■ **Goal**
Report only the number of lines in the records that contain the word "JSON".

════

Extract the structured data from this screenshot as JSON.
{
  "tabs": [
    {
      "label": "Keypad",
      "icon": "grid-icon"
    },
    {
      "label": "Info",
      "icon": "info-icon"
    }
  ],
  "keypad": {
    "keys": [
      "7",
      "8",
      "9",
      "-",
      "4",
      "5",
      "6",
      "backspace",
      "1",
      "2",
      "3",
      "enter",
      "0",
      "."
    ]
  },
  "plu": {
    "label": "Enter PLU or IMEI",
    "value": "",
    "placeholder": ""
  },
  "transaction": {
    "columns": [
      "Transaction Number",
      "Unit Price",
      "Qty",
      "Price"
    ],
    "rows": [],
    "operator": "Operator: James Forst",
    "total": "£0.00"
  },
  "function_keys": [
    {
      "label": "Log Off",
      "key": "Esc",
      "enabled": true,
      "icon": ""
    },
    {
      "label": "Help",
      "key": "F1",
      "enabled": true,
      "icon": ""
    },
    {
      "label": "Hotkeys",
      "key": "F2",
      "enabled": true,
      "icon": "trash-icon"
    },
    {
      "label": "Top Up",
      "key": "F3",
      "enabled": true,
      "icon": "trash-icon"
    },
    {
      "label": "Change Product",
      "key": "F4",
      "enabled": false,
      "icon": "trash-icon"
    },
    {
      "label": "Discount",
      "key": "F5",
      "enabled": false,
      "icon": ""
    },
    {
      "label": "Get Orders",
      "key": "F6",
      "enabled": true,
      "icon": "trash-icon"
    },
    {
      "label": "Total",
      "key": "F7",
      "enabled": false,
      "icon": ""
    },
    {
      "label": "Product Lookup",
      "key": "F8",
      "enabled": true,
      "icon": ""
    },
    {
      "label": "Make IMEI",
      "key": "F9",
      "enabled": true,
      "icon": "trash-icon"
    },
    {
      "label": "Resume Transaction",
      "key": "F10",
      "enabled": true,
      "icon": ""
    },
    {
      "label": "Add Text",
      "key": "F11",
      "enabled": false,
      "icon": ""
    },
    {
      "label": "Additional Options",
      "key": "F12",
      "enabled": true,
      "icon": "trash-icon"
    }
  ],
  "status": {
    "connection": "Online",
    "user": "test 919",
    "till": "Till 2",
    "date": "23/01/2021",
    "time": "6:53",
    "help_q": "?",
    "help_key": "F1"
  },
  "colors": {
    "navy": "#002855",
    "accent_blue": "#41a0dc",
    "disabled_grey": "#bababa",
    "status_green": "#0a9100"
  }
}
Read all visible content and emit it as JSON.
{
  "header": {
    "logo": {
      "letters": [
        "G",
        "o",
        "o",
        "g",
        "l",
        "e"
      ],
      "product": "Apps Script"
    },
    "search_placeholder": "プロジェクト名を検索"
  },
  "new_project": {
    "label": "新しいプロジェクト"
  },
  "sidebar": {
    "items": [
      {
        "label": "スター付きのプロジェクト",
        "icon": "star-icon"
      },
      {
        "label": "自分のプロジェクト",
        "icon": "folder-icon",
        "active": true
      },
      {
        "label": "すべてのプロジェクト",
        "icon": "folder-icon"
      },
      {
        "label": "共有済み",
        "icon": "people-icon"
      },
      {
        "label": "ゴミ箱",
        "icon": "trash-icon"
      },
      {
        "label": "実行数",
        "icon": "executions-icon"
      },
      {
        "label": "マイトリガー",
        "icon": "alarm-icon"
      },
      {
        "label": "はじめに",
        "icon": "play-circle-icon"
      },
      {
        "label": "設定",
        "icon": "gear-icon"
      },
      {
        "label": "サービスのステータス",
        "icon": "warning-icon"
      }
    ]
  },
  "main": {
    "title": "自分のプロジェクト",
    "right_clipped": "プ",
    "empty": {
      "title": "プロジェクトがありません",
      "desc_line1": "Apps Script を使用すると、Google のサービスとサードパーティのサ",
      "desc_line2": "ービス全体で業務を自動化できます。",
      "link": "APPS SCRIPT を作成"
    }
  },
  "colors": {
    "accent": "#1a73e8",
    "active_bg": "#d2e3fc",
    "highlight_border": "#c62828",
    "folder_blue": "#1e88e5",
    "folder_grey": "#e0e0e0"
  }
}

════

■ **Result for this task**
2